(Stored dataset items)
* Start *

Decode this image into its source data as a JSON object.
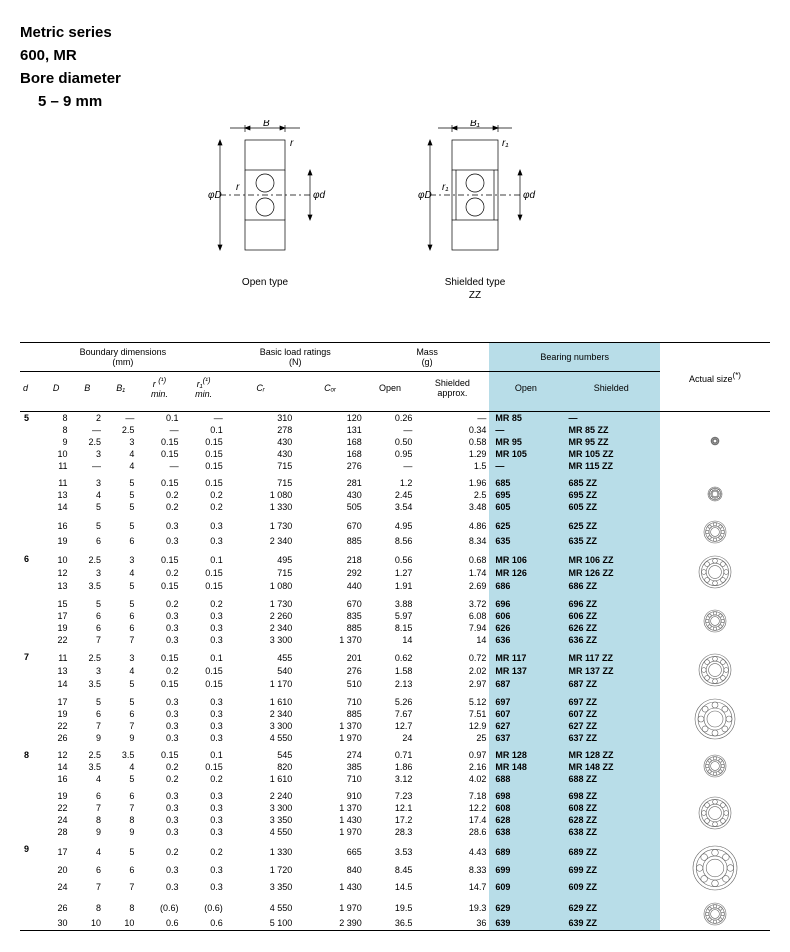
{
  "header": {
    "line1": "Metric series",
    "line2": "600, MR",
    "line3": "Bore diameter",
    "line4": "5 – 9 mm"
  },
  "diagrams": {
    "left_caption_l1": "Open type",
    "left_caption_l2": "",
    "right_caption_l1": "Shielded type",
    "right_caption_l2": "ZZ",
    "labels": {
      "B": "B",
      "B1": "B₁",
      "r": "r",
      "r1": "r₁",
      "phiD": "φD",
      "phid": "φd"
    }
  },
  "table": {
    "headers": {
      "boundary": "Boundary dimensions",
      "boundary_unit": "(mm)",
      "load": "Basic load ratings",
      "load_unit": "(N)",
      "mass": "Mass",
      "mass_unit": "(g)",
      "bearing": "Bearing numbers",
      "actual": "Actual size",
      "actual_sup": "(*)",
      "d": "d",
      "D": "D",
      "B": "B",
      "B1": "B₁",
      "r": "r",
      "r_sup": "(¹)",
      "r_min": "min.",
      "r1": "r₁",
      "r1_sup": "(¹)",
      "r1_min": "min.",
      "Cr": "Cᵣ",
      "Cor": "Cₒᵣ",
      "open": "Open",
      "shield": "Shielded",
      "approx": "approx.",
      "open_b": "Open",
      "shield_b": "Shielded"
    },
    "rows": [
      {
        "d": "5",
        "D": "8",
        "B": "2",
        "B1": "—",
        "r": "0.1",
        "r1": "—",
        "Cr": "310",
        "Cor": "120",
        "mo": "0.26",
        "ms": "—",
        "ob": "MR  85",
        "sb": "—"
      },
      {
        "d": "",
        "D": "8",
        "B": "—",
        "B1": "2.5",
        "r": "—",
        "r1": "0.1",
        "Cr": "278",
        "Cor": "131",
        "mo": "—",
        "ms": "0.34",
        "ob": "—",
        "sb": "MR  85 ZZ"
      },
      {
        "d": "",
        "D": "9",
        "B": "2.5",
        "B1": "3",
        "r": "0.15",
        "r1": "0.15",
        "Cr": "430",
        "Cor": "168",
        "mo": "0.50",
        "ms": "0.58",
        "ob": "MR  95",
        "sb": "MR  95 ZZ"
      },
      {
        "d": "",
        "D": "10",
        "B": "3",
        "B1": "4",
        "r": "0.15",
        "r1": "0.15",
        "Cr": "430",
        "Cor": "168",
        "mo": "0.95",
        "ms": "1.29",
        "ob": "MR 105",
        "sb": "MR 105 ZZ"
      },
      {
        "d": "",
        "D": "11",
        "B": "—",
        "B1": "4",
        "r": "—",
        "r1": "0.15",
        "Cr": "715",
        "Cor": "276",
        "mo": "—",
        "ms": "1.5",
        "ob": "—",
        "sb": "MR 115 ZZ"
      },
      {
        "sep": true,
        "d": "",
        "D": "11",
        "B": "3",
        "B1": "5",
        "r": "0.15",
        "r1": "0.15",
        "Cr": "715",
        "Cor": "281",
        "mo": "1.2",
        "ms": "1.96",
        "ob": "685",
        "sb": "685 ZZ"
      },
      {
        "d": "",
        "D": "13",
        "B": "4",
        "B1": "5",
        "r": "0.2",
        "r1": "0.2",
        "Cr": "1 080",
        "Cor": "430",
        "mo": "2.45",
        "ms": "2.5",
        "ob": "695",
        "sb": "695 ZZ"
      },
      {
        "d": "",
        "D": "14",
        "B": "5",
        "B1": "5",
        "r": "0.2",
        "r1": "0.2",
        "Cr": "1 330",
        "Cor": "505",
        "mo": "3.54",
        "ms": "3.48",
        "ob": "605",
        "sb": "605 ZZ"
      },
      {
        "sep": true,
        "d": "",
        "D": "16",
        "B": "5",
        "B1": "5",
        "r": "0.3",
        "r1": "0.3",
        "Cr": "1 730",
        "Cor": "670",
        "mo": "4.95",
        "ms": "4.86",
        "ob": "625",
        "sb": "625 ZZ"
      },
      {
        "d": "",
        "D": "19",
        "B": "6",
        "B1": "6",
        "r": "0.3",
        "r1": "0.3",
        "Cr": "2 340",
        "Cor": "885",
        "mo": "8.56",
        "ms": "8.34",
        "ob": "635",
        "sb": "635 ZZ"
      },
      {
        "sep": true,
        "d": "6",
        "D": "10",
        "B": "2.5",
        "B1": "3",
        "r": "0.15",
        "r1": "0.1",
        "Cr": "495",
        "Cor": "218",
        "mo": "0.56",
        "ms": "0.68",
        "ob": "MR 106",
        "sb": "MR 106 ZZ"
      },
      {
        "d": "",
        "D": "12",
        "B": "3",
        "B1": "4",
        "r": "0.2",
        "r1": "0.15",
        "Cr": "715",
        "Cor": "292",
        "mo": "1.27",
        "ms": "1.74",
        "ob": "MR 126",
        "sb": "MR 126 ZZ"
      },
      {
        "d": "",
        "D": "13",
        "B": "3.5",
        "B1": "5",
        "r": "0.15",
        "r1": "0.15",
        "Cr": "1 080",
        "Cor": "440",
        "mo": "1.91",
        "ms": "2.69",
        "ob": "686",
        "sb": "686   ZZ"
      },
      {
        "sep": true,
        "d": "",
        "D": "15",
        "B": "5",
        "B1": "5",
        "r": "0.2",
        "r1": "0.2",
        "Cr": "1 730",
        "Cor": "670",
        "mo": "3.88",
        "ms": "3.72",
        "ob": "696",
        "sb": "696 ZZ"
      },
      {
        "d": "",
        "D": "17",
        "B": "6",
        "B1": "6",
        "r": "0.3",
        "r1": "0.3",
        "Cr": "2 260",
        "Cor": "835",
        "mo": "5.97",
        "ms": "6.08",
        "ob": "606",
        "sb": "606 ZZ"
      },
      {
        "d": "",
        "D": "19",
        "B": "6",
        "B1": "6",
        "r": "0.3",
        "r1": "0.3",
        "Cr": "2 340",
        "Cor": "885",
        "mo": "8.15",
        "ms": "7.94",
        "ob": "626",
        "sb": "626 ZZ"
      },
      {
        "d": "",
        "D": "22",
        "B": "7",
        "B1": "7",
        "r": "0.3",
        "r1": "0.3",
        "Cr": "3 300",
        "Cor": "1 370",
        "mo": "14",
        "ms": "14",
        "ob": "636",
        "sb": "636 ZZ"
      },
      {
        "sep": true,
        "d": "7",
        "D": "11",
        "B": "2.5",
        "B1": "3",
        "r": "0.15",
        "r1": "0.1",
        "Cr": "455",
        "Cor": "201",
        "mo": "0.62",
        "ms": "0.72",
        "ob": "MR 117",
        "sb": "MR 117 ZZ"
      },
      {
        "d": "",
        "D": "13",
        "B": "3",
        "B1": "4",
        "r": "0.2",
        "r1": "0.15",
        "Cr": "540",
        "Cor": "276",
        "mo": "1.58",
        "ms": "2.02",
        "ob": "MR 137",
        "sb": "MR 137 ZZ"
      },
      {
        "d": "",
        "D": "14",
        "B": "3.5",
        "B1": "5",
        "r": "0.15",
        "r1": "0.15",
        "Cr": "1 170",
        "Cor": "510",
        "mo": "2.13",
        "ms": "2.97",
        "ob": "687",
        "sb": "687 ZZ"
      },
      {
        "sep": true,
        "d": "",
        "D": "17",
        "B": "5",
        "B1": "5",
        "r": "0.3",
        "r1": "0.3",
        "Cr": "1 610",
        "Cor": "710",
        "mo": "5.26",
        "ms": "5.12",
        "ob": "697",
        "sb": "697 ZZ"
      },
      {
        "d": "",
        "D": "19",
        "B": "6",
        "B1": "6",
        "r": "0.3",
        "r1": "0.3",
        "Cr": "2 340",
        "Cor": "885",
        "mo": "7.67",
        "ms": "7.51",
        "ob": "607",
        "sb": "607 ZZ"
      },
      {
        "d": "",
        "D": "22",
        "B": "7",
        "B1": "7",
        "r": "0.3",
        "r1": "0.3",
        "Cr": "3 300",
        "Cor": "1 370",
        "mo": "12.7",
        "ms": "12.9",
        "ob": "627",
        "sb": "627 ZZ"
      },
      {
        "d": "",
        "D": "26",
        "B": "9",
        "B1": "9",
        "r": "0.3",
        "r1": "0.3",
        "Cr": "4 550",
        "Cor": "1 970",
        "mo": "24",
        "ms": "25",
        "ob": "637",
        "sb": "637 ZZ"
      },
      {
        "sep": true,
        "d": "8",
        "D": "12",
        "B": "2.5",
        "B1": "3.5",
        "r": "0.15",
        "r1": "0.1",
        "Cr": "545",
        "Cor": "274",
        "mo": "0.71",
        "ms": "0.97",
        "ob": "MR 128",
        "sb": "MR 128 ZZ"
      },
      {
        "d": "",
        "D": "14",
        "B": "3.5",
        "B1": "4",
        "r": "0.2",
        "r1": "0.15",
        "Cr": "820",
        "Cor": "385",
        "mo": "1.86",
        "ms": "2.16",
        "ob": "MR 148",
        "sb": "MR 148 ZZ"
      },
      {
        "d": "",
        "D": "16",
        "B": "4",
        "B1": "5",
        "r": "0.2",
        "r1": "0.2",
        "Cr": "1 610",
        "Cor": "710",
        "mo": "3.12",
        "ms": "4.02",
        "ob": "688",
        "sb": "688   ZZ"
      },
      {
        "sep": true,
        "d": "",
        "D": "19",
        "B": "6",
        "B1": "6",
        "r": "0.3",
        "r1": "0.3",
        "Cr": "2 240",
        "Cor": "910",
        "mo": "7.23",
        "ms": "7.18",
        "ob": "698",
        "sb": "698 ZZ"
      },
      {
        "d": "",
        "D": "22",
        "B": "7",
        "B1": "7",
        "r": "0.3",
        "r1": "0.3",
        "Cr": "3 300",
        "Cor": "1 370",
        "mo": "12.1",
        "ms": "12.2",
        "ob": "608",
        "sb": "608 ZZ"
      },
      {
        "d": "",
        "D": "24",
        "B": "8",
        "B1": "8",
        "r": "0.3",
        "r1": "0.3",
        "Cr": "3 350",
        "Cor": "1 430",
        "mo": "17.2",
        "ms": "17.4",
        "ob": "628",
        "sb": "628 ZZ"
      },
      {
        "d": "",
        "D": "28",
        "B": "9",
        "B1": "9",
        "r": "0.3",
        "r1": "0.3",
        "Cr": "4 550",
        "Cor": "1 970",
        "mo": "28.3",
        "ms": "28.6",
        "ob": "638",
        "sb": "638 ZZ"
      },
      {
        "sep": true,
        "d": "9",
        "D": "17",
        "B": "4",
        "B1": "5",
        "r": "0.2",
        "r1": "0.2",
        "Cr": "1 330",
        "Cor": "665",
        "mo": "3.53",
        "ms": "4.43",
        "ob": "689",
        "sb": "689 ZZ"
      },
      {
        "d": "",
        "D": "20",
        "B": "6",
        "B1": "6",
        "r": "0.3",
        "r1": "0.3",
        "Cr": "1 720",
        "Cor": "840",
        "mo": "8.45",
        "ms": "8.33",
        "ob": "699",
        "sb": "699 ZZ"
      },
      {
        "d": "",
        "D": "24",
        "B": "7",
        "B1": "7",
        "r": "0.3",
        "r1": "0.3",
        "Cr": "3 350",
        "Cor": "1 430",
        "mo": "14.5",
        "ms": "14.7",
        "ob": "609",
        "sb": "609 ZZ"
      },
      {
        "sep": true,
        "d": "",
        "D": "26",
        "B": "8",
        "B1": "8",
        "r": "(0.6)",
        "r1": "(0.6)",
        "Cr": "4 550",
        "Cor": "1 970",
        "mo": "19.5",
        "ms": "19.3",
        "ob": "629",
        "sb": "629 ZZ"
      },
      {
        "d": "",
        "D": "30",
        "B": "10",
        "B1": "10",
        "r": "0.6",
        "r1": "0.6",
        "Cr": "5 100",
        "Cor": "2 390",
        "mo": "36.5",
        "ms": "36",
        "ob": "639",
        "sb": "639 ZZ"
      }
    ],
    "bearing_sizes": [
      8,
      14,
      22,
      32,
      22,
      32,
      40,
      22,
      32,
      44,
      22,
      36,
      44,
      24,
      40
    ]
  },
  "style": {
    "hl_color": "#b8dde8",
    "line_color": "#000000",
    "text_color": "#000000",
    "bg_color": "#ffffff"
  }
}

* End *

--- Requirements ---
Which lines in the listing above hold the word "Shielded"? Show each of them.

--- Response to the task ---
    "right_caption_l1": "Shielded type",
      "shield": "Shielded",
      "shield_b": "Shielded"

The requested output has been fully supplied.